== Stated exercise ==
Exactly as written, retype the listing below, omitting the pictures.

%%

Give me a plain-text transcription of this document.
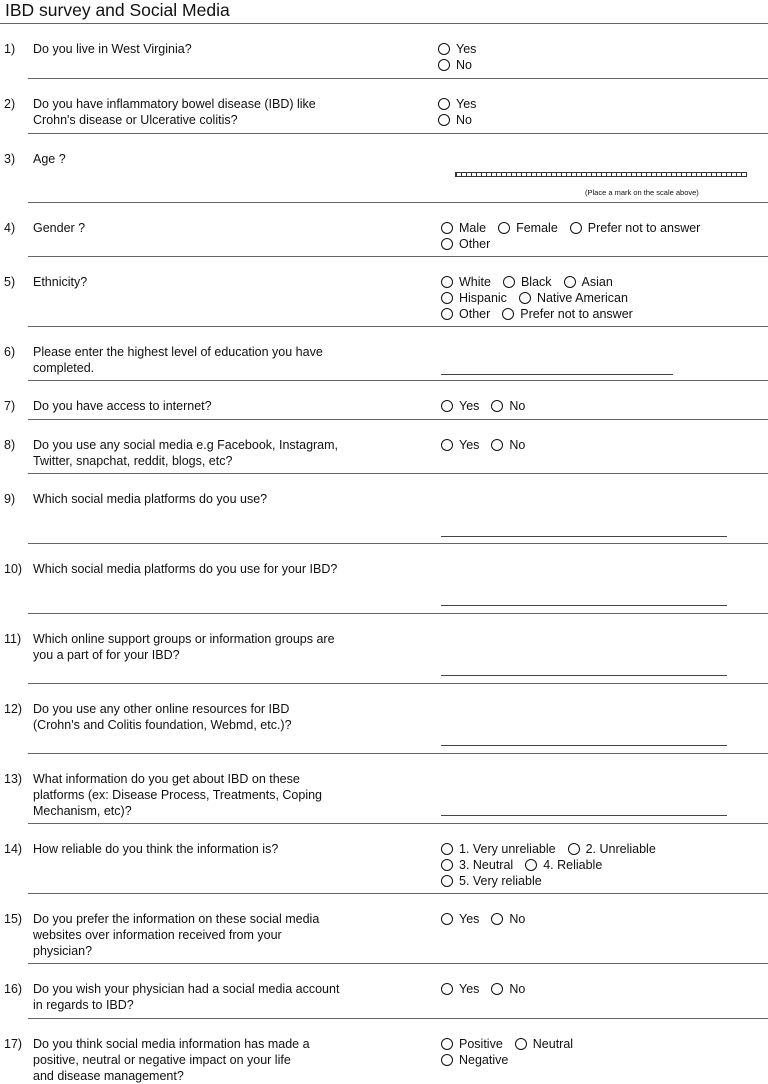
IBD survey and Social Media
1) Do you live in West Virginia?	Yes
No
2) Do you have inflammatory bowel disease (IBD) like
Crohn's disease or Ulcerative colitis?
Yes
No
3) Age ?
(Place a mark on the scale above)
4) Gender ?	Male Female Prefer not to answer
Other
5) Ethnicity?	White Black Asian
Hispanic Native American
Other Prefer not to answer
6) Please enter the highest level of education you have
completed.
7) Do you have access to internet?	Yes No
8) Do you use any social media e.g Facebook, Instagram,
Twitter, snapchat, reddit, blogs, etc?
Yes No
9) Which social media platforms do you use?
10) Which social media platforms do you use for your IBD?
11) Which online support groups or information groups are
you a part of for your IBD?
12) Do you use any other online resources for IBD
(Crohn's and Colitis foundation, Webmd, etc.)?
13) What information do you get about IBD on these
platforms (ex: Disease Process, Treatments, Coping
Mechanism, etc)?
14) How reliable do you think the information is?	1. Very unreliable 2. Unreliable
3. Neutral 4. Reliable
5. Very reliable
15) Do you prefer the information on these social media
websites over information received from your
physician?
Yes No
16) Do you wish your physician had a social media account
in regards to IBD?
Yes No
17) Do you think social media information has made a
positive, neutral or negative impact on your life
and disease management?
Positive Neutral
Negative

%%

== Task answer ==
Give me a plain-text transcription of this document.
IBD survey and Social Media
1) Do you live in West Virginia?	Yes
No
2) Do you have inflammatory bowel disease (IBD) like
Crohn's disease or Ulcerative colitis?
Yes
No
3) Age ?
(Place a mark on the scale above)
4) Gender ?	Male Female Prefer not to answer
Other
5) Ethnicity?	White Black Asian
Hispanic Native American
Other Prefer not to answer
6) Please enter the highest level of education you have
completed.
7) Do you have access to internet?	Yes No
8) Do you use any social media e.g Facebook, Instagram,
Twitter, snapchat, reddit, blogs, etc?
Yes No
9) Which social media platforms do you use?
10) Which social media platforms do you use for your IBD?
11) Which online support groups or information groups are
you a part of for your IBD?
12) Do you use any other online resources for IBD
(Crohn's and Colitis foundation, Webmd, etc.)?
13) What information do you get about IBD on these
platforms (ex: Disease Process, Treatments, Coping
Mechanism, etc)?
14) How reliable do you think the information is?	1. Very unreliable 2. Unreliable
3. Neutral 4. Reliable
5. Very reliable
15) Do you prefer the information on these social media
websites over information received from your
physician?
Yes No
16) Do you wish your physician had a social media account
in regards to IBD?
Yes No
17) Do you think social media information has made a
positive, neutral or negative impact on your life
and disease management?
Positive Neutral
Negative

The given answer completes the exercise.